Your task is to reproduce the entries below word for word.

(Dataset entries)
--- begin ---

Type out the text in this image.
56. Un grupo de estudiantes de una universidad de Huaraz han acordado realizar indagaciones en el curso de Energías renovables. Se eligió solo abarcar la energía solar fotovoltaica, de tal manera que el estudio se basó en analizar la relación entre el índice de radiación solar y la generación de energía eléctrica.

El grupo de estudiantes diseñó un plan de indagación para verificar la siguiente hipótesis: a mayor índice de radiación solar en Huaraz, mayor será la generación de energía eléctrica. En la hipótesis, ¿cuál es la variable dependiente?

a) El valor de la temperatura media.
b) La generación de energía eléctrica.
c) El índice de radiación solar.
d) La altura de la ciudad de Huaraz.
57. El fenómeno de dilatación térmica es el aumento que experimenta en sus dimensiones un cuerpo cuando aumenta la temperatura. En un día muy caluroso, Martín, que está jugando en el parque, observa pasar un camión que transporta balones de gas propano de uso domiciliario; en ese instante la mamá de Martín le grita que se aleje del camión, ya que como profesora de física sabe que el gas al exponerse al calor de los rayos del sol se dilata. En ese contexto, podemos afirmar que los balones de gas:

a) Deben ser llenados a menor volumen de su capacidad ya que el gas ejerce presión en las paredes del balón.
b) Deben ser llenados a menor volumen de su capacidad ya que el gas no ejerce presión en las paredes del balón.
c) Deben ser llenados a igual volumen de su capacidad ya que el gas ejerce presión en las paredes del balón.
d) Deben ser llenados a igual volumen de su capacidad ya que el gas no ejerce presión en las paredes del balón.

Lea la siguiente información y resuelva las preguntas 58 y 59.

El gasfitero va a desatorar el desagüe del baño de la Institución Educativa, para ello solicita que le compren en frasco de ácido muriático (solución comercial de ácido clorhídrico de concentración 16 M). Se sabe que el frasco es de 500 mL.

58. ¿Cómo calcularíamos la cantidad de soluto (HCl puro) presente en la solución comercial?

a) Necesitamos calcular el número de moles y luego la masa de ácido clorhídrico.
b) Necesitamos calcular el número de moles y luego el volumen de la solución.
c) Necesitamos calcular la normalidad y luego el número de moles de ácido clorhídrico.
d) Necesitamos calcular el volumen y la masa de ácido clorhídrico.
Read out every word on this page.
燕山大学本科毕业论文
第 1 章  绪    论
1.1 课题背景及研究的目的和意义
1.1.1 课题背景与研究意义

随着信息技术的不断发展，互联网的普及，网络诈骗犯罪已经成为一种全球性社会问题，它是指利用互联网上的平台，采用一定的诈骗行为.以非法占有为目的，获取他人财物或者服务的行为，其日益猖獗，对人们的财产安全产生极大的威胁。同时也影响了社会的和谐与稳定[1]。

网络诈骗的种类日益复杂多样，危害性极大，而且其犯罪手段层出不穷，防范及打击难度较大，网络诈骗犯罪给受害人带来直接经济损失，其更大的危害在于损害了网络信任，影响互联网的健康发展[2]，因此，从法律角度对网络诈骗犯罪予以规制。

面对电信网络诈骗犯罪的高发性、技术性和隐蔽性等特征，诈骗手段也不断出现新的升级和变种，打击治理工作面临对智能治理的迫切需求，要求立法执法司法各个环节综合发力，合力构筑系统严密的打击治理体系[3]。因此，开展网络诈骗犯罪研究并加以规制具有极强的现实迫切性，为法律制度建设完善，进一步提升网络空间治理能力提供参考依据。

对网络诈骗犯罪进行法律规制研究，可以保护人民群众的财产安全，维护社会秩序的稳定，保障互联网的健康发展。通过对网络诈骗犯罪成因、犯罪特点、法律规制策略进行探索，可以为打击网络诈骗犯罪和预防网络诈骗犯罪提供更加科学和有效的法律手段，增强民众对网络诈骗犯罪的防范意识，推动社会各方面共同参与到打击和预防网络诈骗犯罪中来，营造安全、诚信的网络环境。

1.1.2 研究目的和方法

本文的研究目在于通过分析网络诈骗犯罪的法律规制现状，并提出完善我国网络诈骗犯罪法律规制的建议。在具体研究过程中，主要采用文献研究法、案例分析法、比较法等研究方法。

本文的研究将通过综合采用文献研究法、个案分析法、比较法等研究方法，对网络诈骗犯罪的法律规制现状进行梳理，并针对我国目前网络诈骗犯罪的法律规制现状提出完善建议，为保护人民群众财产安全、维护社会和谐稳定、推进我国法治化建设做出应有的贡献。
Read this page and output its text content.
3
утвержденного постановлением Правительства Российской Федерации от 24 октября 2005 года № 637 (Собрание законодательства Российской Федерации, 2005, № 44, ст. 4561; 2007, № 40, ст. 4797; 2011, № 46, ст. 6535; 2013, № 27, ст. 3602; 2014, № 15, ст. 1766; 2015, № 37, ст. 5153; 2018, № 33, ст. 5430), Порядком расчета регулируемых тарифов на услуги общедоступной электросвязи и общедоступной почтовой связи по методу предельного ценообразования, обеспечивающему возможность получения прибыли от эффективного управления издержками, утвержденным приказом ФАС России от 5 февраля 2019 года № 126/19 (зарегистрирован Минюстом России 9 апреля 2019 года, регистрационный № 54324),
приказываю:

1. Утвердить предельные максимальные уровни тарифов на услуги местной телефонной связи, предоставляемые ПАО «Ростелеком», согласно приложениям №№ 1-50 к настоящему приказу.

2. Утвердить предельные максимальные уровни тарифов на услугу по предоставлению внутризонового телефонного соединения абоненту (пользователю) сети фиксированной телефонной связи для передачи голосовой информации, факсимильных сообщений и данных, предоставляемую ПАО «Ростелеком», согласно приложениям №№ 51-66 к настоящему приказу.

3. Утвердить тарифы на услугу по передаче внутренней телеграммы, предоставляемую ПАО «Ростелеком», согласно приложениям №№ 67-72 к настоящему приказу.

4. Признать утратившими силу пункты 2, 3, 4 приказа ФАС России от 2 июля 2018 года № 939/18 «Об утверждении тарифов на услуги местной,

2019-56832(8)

--- end ---

• CORRECT OUTPUT:
Type out the text in this image.
56. Un grupo de estudiantes de una universidad de Huaraz han acordado realizar indagaciones en el curso de Energías renovables. Se eligió solo abarcar la energía solar fotovoltaica, de tal manera que el estudio se basó en analizar la relación entre el índice de radiación solar y la generación de energía eléctrica.

El grupo de estudiantes diseñó un plan de indagación para verificar la siguiente hipótesis: a mayor índice de radiación solar en Huaraz, mayor será la generación de energía eléctrica. En la hipótesis, ¿cuál es la variable dependiente?

a) El valor de la temperatura media.
b) La generación de energía eléctrica.
c) El índice de radiación solar.
d) La altura de la ciudad de Huaraz.
57. El fenómeno de dilatación térmica es el aumento que experimenta en sus dimensiones un cuerpo cuando aumenta la temperatura. En un día muy caluroso, Martín, que está jugando en el parque, observa pasar un camión que transporta balones de gas propano de uso domiciliario; en ese instante la mamá de Martín le grita que se aleje del camión, ya que como profesora de física sabe que el gas al exponerse al calor de los rayos del sol se dilata. En ese contexto, podemos afirmar que los balones de gas:

a) Deben ser llenados a menor volumen de su capacidad ya que el gas ejerce presión en las paredes del balón.
b) Deben ser llenados a menor volumen de su capacidad ya que el gas no ejerce presión en las paredes del balón.
c) Deben ser llenados a igual volumen de su capacidad ya que el gas ejerce presión en las paredes del balón.
d) Deben ser llenados a igual volumen de su capacidad ya que el gas no ejerce presión en las paredes del balón.

Lea la siguiente información y resuelva las preguntas 58 y 59.

El gasfitero va a desatorar el desagüe del baño de la Institución Educativa, para ello solicita que le compren en frasco de ácido muriático (solución comercial de ácido clorhídrico de concentración 16 M). Se sabe que el frasco es de 500 mL.

58. ¿Cómo calcularíamos la cantidad de soluto (HCl puro) presente en la solución comercial?

a) Necesitamos calcular el número de moles y luego la masa de ácido clorhídrico.
b) Necesitamos calcular el número de moles y luego el volumen de la solución.
c) Necesitamos calcular la normalidad y luego el número de moles de ácido clorhídrico.
d) Necesitamos calcular el volumen y la masa de ácido clorhídrico.
Read out every word on this page.
燕山大学本科毕业论文
第 1 章  绪    论
1.1 课题背景及研究的目的和意义
1.1.1 课题背景与研究意义

随着信息技术的不断发展，互联网的普及，网络诈骗犯罪已经成为一种全球性社会问题，它是指利用互联网上的平台，采用一定的诈骗行为.以非法占有为目的，获取他人财物或者服务的行为，其日益猖獗，对人们的财产安全产生极大的威胁。同时也影响了社会的和谐与稳定[1]。

网络诈骗的种类日益复杂多样，危害性极大，而且其犯罪手段层出不穷，防范及打击难度较大，网络诈骗犯罪给受害人带来直接经济损失，其更大的危害在于损害了网络信任，影响互联网的健康发展[2]，因此，从法律角度对网络诈骗犯罪予以规制。

面对电信网络诈骗犯罪的高发性、技术性和隐蔽性等特征，诈骗手段也不断出现新的升级和变种，打击治理工作面临对智能治理的迫切需求，要求立法执法司法各个环节综合发力，合力构筑系统严密的打击治理体系[3]。因此，开展网络诈骗犯罪研究并加以规制具有极强的现实迫切性，为法律制度建设完善，进一步提升网络空间治理能力提供参考依据。

对网络诈骗犯罪进行法律规制研究，可以保护人民群众的财产安全，维护社会秩序的稳定，保障互联网的健康发展。通过对网络诈骗犯罪成因、犯罪特点、法律规制策略进行探索，可以为打击网络诈骗犯罪和预防网络诈骗犯罪提供更加科学和有效的法律手段，增强民众对网络诈骗犯罪的防范意识，推动社会各方面共同参与到打击和预防网络诈骗犯罪中来，营造安全、诚信的网络环境。

1.1.2 研究目的和方法

本文的研究目在于通过分析网络诈骗犯罪的法律规制现状，并提出完善我国网络诈骗犯罪法律规制的建议。在具体研究过程中，主要采用文献研究法、案例分析法、比较法等研究方法。

本文的研究将通过综合采用文献研究法、个案分析法、比较法等研究方法，对网络诈骗犯罪的法律规制现状进行梳理，并针对我国目前网络诈骗犯罪的法律规制现状提出完善建议，为保护人民群众财产安全、维护社会和谐稳定、推进我国法治化建设做出应有的贡献。
Read this page and output its text content.
3
утвержденного постановлением Правительства Российской Федерации от 24 октября 2005 года № 637 (Собрание законодательства Российской Федерации, 2005, № 44, ст. 4561; 2007, № 40, ст. 4797; 2011, № 46, ст. 6535; 2013, № 27, ст. 3602; 2014, № 15, ст. 1766; 2015, № 37, ст. 5153; 2018, № 33, ст. 5430), Порядком расчета регулируемых тарифов на услуги общедоступной электросвязи и общедоступной почтовой связи по методу предельного ценообразования, обеспечивающему возможность получения прибыли от эффективного управления издержками, утвержденным приказом ФАС России от 5 февраля 2019 года № 126/19 (зарегистрирован Минюстом России 9 апреля 2019 года, регистрационный № 54324),
приказываю:

1. Утвердить предельные максимальные уровни тарифов на услуги местной телефонной связи, предоставляемые ПАО «Ростелеком», согласно приложениям №№ 1-50 к настоящему приказу.

2. Утвердить предельные максимальные уровни тарифов на услугу по предоставлению внутризонового телефонного соединения абоненту (пользователю) сети фиксированной телефонной связи для передачи голосовой информации, факсимильных сообщений и данных, предоставляемую ПАО «Ростелеком», согласно приложениям №№ 51-66 к настоящему приказу.

3. Утвердить тарифы на услугу по передаче внутренней телеграммы, предоставляемую ПАО «Ростелеком», согласно приложениям №№ 67-72 к настоящему приказу.

4. Признать утратившими силу пункты 2, 3, 4 приказа ФАС России от 2 июля 2018 года № 939/18 «Об утверждении тарифов на услуги местной,

2019-56832(8)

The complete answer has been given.